Start
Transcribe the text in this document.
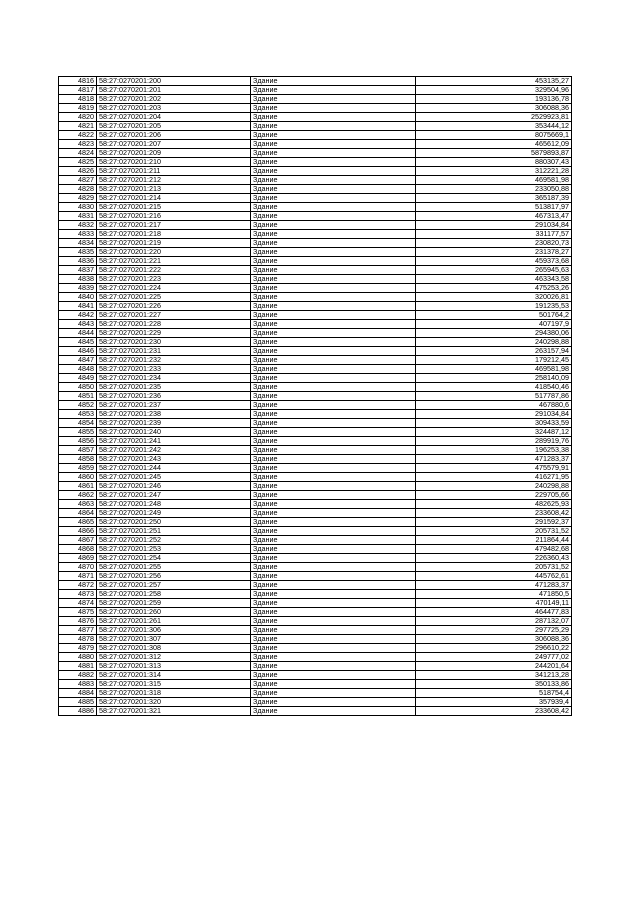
4816	58:27:0270201:200	Здание	453135,27
4817	58:27:0270201:201	Здание	329504,96
4818	58:27:0270201:202	Здание	193136,78
4819	58:27:0270201:203	Здание	306088,36
4820	58:27:0270201:204	Здание	2529923,81
4821	58:27:0270201:205	Здание	353444,12
4822	58:27:0270201:206	Здание	8075669,1
4823	58:27:0270201:207	Здание	465612,09
4824	58:27:0270201:209	Здание	5879893,87
4825	58:27:0270201:210	Здание	880307,43
4826	58:27:0270201:211	Здание	312221,28
4827	58:27:0270201:212	Здание	469581,98
4828	58:27:0270201:213	Здание	233050,88
4829	58:27:0270201:214	Здание	365187,39
4830	58:27:0270201:215	Здание	513817,97
4831	58:27:0270201:216	Здание	467313,47
4832	58:27:0270201:217	Здание	291034,84
4833	58:27:0270201:218	Здание	331177,57
4834	58:27:0270201:219	Здание	230820,73
4835	58:27:0270201:220	Здание	231378,27
4836	58:27:0270201:221	Здание	459373,68
4837	58:27:0270201:222	Здание	265945,63
4838	58:27:0270201:223	Здание	463343,58
4839	58:27:0270201:224	Здание	475253,26
4840	58:27:0270201:225	Здание	320026,81
4841	58:27:0270201:226	Здание	191235,53
4842	58:27:0270201:227	Здание	501764,2
4843	58:27:0270201:228	Здание	407197,9
4844	58:27:0270201:229	Здание	294380,06
4845	58:27:0270201:230	Здание	240298,88
4846	58:27:0270201:231	Здание	263157,94
4847	58:27:0270201:232	Здание	179212,45
4848	58:27:0270201:233	Здание	469581,98
4849	58:27:0270201:234	Здание	258140,09
4850	58:27:0270201:235	Здание	418540,46
4851	58:27:0270201:236	Здание	517787,86
4852	58:27:0270201:237	Здание	467880,6
4853	58:27:0270201:238	Здание	291034,84
4854	58:27:0270201:239	Здание	309433,59
4855	58:27:0270201:240	Здание	324487,12
4856	58:27:0270201:241	Здание	289919,76
4857	58:27:0270201:242	Здание	196253,38
4858	58:27:0270201:243	Здание	471283,37
4859	58:27:0270201:244	Здание	475579,91
4860	58:27:0270201:245	Здание	416271,95
4861	58:27:0270201:246	Здание	240298,88
4862	58:27:0270201:247	Здание	229705,66
4863	58:27:0270201:248	Здание	482625,93
4864	58:27:0270201:249	Здание	233608,42
4865	58:27:0270201:250	Здание	291592,37
4866	58:27:0270201:251	Здание	205731,52
4867	58:27:0270201:252	Здание	211864,44
4868	58:27:0270201:253	Здание	479482,68
4869	58:27:0270201:254	Здание	226360,43
4870	58:27:0270201:255	Здание	205731,52
4871	58:27:0270201:256	Здание	445762,61
4872	58:27:0270201:257	Здание	471283,37
4873	58:27:0270201:258	Здание	471850,5
4874	58:27:0270201:259	Здание	470149,11
4875	58:27:0270201:260	Здание	464477,83
4876	58:27:0270201:261	Здание	287132,07
4877	58:27:0270201:306	Здание	297725,29
4878	58:27:0270201:307	Здание	306088,36
4879	58:27:0270201:308	Здание	296610,22
4880	58:27:0270201:312	Здание	249777,02
4881	58:27:0270201:313	Здание	244201,64
4882	58:27:0270201:314	Здание	341213,28
4883	58:27:0270201:315	Здание	350133,86
4884	58:27:0270201:318	Здание	518754,4
4885	58:27:0270201:320	Здание	357939,4
4886	58:27:0270201:321	Здание	233608,42
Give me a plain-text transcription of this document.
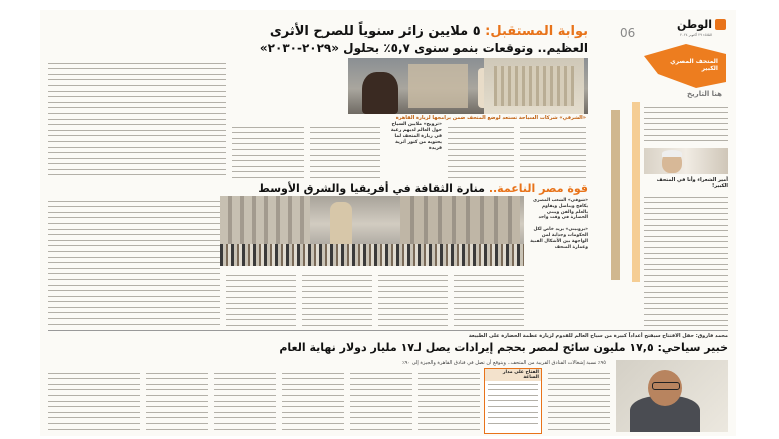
الوطن
06	الثلاثاء ٢٩ أكتوبر ٢٠٢٤
المتحف المصري الكبير
هنا التاريخ
أمير الشعراء وأنا في المتحف الكبير!
بوابة المستقبل: ٥ ملايين زائر سنوياً للصرح الأثرى
العظيم.. وتوقعات بنمو سنوى ٥,٧٪ بحلول «٢٠٢٩-٢٠٣٠»
«الشرقي» شركات السياحة تستعد لوضع المتحف ضمن برامجها لزيارة القاهرة
«ترويج» ملايين السياح حول العالم لديهم رغبة في زيارة المتحف لما يحتويه من كنوز أثرية فريدة
قوة مصر الناعمة.. منارة الثقافة في أفريقيا والشرق الأوسط
«شوقي» الشعب المصري يكافح ويناضل ويقاوم بالعلم والفن ويبني الحضارة في وقت واحد
«برونيتي» بريد خاص لكل الحكومات وجذابة لمن الواجهة بين الأشكال الفنية وعمارة المتحف
محمد فاروق: حفل الافتتاح سيفتح أعداداً كبيرة من سياح العالم للقدوم لزيارة عظمة الحضارة على الطبيعة
خبير سياحي: ١٧,٥ مليون سائح لمصر بحجم إيرادات يصل لـ١٧ مليار دولار نهاية العام
٩٥٪ نسبة إشغالات الفنادق القريبة من المتحف.. ويتوقع أن تصل في فنادق القاهرة والجيزة إلى ٩٠٪
الفتاح على مدار الساعة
End
**EXERCISE AIM:**
Identify the lines of the data that contain the word "القاهرة". Copy each of them.

**SOLVED EXERCISE:**
«الشرقي» شركات السياحة تستعد لوضع المتحف ضمن برامجها لزيارة القاهرة
٩٥٪ نسبة إشغالات الفنادق القريبة من المتحف.. ويتوقع أن تصل في فنادق القاهرة والجيزة إلى ٩٠٪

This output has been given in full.